Data listing:
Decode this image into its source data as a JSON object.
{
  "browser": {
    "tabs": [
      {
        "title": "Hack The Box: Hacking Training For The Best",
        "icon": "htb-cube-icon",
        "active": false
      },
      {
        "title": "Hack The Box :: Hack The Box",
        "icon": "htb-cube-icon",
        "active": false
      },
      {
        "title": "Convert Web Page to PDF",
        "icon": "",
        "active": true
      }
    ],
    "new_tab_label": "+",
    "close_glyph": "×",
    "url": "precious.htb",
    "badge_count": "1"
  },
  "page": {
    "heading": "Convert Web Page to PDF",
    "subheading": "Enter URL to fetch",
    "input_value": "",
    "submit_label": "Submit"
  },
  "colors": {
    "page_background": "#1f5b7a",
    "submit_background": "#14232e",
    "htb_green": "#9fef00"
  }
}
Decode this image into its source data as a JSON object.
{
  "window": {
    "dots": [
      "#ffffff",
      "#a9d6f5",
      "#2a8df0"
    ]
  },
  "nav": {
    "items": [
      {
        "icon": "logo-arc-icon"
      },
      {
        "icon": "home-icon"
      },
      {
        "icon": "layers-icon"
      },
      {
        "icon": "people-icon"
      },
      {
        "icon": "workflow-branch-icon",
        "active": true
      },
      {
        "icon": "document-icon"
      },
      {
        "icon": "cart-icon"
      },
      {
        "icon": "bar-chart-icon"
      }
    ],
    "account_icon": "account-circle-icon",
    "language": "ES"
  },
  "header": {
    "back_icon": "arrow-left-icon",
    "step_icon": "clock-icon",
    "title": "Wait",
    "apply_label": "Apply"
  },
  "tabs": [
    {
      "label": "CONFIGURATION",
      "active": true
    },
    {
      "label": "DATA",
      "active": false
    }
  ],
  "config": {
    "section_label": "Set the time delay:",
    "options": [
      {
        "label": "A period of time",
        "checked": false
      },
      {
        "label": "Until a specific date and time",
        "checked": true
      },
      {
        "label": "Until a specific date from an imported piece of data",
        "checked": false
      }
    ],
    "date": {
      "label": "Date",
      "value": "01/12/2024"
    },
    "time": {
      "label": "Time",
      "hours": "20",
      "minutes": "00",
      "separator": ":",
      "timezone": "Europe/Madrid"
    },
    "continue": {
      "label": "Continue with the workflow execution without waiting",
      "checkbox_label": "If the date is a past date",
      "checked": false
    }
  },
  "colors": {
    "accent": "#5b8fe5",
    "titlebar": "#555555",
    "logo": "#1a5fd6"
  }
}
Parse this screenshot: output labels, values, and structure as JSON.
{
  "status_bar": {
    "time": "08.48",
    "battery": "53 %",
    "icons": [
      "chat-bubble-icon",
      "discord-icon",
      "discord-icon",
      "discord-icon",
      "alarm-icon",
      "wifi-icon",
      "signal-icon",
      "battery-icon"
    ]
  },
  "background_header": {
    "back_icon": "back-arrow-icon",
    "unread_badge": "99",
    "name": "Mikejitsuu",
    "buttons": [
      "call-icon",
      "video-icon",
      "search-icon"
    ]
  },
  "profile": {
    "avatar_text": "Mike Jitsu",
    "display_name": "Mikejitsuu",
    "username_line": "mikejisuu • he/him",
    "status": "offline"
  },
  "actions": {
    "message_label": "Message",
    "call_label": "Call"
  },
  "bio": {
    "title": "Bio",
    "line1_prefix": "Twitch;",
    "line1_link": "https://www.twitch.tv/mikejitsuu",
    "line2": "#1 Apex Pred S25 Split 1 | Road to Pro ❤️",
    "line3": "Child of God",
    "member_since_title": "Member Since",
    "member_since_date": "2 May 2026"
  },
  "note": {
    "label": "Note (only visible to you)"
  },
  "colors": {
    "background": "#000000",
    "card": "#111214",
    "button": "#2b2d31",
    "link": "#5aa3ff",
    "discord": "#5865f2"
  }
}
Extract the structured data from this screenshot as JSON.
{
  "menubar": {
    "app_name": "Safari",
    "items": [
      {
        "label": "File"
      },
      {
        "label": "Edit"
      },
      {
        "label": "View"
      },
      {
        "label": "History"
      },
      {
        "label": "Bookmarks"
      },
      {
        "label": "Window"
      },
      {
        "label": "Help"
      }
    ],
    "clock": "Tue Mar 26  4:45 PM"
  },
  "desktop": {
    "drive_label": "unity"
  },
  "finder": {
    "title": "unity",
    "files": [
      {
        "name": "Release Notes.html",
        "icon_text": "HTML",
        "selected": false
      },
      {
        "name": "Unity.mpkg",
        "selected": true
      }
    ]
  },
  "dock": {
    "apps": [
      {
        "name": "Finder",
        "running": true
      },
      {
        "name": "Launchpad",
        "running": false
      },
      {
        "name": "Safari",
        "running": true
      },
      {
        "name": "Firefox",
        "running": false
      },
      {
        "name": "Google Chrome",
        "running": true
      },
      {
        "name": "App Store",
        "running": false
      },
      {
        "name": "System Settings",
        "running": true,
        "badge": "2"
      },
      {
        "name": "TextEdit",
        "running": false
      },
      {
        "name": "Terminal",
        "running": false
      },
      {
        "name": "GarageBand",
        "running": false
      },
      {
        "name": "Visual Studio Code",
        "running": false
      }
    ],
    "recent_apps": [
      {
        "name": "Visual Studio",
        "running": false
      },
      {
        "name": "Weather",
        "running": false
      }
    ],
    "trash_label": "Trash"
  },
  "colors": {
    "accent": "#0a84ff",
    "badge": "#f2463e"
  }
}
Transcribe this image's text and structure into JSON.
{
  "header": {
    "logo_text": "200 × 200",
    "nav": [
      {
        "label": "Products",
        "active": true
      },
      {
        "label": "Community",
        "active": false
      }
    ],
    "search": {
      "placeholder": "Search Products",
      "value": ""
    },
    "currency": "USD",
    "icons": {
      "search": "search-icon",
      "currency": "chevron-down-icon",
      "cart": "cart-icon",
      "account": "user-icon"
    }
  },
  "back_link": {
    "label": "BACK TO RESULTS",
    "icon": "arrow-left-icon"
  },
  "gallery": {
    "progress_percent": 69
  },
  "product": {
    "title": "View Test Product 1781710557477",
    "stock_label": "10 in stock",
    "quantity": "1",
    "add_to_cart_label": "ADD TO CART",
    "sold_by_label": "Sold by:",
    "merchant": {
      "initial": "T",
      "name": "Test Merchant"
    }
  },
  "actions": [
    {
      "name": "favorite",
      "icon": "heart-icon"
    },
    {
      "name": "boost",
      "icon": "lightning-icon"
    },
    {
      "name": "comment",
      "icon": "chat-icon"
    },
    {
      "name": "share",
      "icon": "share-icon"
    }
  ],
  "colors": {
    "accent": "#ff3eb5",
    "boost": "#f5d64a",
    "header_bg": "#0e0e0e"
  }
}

Work to do:
Repeat the data precisely, reproducing every entry.

In response:
Decode this image into its source data as a JSON object.
{
  "browser": {
    "tabs": [
      {
        "title": "Hack The Box: Hacking Training For The Best",
        "icon": "htb-cube-icon",
        "active": false
      },
      {
        "title": "Hack The Box :: Hack The Box",
        "icon": "htb-cube-icon",
        "active": false
      },
      {
        "title": "Convert Web Page to PDF",
        "icon": "",
        "active": true
      }
    ],
    "new_tab_label": "+",
    "close_glyph": "×",
    "url": "precious.htb",
    "badge_count": "1"
  },
  "page": {
    "heading": "Convert Web Page to PDF",
    "subheading": "Enter URL to fetch",
    "input_value": "",
    "submit_label": "Submit"
  },
  "colors": {
    "page_background": "#1f5b7a",
    "submit_background": "#14232e",
    "htb_green": "#9fef00"
  }
}
Decode this image into its source data as a JSON object.
{
  "window": {
    "dots": [
      "#ffffff",
      "#a9d6f5",
      "#2a8df0"
    ]
  },
  "nav": {
    "items": [
      {
        "icon": "logo-arc-icon"
      },
      {
        "icon": "home-icon"
      },
      {
        "icon": "layers-icon"
      },
      {
        "icon": "people-icon"
      },
      {
        "icon": "workflow-branch-icon",
        "active": true
      },
      {
        "icon": "document-icon"
      },
      {
        "icon": "cart-icon"
      },
      {
        "icon": "bar-chart-icon"
      }
    ],
    "account_icon": "account-circle-icon",
    "language": "ES"
  },
  "header": {
    "back_icon": "arrow-left-icon",
    "step_icon": "clock-icon",
    "title": "Wait",
    "apply_label": "Apply"
  },
  "tabs": [
    {
      "label": "CONFIGURATION",
      "active": true
    },
    {
      "label": "DATA",
      "active": false
    }
  ],
  "config": {
    "section_label": "Set the time delay:",
    "options": [
      {
        "label": "A period of time",
        "checked": false
      },
      {
        "label": "Until a specific date and time",
        "checked": true
      },
      {
        "label": "Until a specific date from an imported piece of data",
        "checked": false
      }
    ],
    "date": {
      "label": "Date",
      "value": "01/12/2024"
    },
    "time": {
      "label": "Time",
      "hours": "20",
      "minutes": "00",
      "separator": ":",
      "timezone": "Europe/Madrid"
    },
    "continue": {
      "label": "Continue with the workflow execution without waiting",
      "checkbox_label": "If the date is a past date",
      "checked": false
    }
  },
  "colors": {
    "accent": "#5b8fe5",
    "titlebar": "#555555",
    "logo": "#1a5fd6"
  }
}
Parse this screenshot: output labels, values, and structure as JSON.
{
  "status_bar": {
    "time": "08.48",
    "battery": "53 %",
    "icons": [
      "chat-bubble-icon",
      "discord-icon",
      "discord-icon",
      "discord-icon",
      "alarm-icon",
      "wifi-icon",
      "signal-icon",
      "battery-icon"
    ]
  },
  "background_header": {
    "back_icon": "back-arrow-icon",
    "unread_badge": "99",
    "name": "Mikejitsuu",
    "buttons": [
      "call-icon",
      "video-icon",
      "search-icon"
    ]
  },
  "profile": {
    "avatar_text": "Mike Jitsu",
    "display_name": "Mikejitsuu",
    "username_line": "mikejisuu • he/him",
    "status": "offline"
  },
  "actions": {
    "message_label": "Message",
    "call_label": "Call"
  },
  "bio": {
    "title": "Bio",
    "line1_prefix": "Twitch;",
    "line1_link": "https://www.twitch.tv/mikejitsuu",
    "line2": "#1 Apex Pred S25 Split 1 | Road to Pro ❤️",
    "line3": "Child of God",
    "member_since_title": "Member Since",
    "member_since_date": "2 May 2026"
  },
  "note": {
    "label": "Note (only visible to you)"
  },
  "colors": {
    "background": "#000000",
    "card": "#111214",
    "button": "#2b2d31",
    "link": "#5aa3ff",
    "discord": "#5865f2"
  }
}
Extract the structured data from this screenshot as JSON.
{
  "menubar": {
    "app_name": "Safari",
    "items": [
      {
        "label": "File"
      },
      {
        "label": "Edit"
      },
      {
        "label": "View"
      },
      {
        "label": "History"
      },
      {
        "label": "Bookmarks"
      },
      {
        "label": "Window"
      },
      {
        "label": "Help"
      }
    ],
    "clock": "Tue Mar 26  4:45 PM"
  },
  "desktop": {
    "drive_label": "unity"
  },
  "finder": {
    "title": "unity",
    "files": [
      {
        "name": "Release Notes.html",
        "icon_text": "HTML",
        "selected": false
      },
      {
        "name": "Unity.mpkg",
        "selected": true
      }
    ]
  },
  "dock": {
    "apps": [
      {
        "name": "Finder",
        "running": true
      },
      {
        "name": "Launchpad",
        "running": false
      },
      {
        "name": "Safari",
        "running": true
      },
      {
        "name": "Firefox",
        "running": false
      },
      {
        "name": "Google Chrome",
        "running": true
      },
      {
        "name": "App Store",
        "running": false
      },
      {
        "name": "System Settings",
        "running": true,
        "badge": "2"
      },
      {
        "name": "TextEdit",
        "running": false
      },
      {
        "name": "Terminal",
        "running": false
      },
      {
        "name": "GarageBand",
        "running": false
      },
      {
        "name": "Visual Studio Code",
        "running": false
      }
    ],
    "recent_apps": [
      {
        "name": "Visual Studio",
        "running": false
      },
      {
        "name": "Weather",
        "running": false
      }
    ],
    "trash_label": "Trash"
  },
  "colors": {
    "accent": "#0a84ff",
    "badge": "#f2463e"
  }
}
Transcribe this image's text and structure into JSON.
{
  "header": {
    "logo_text": "200 × 200",
    "nav": [
      {
        "label": "Products",
        "active": true
      },
      {
        "label": "Community",
        "active": false
      }
    ],
    "search": {
      "placeholder": "Search Products",
      "value": ""
    },
    "currency": "USD",
    "icons": {
      "search": "search-icon",
      "currency": "chevron-down-icon",
      "cart": "cart-icon",
      "account": "user-icon"
    }
  },
  "back_link": {
    "label": "BACK TO RESULTS",
    "icon": "arrow-left-icon"
  },
  "gallery": {
    "progress_percent": 69
  },
  "product": {
    "title": "View Test Product 1781710557477",
    "stock_label": "10 in stock",
    "quantity": "1",
    "add_to_cart_label": "ADD TO CART",
    "sold_by_label": "Sold by:",
    "merchant": {
      "initial": "T",
      "name": "Test Merchant"
    }
  },
  "actions": [
    {
      "name": "favorite",
      "icon": "heart-icon"
    },
    {
      "name": "boost",
      "icon": "lightning-icon"
    },
    {
      "name": "comment",
      "icon": "chat-icon"
    },
    {
      "name": "share",
      "icon": "share-icon"
    }
  ],
  "colors": {
    "accent": "#ff3eb5",
    "boost": "#f5d64a",
    "header_bg": "#0e0e0e"
  }
}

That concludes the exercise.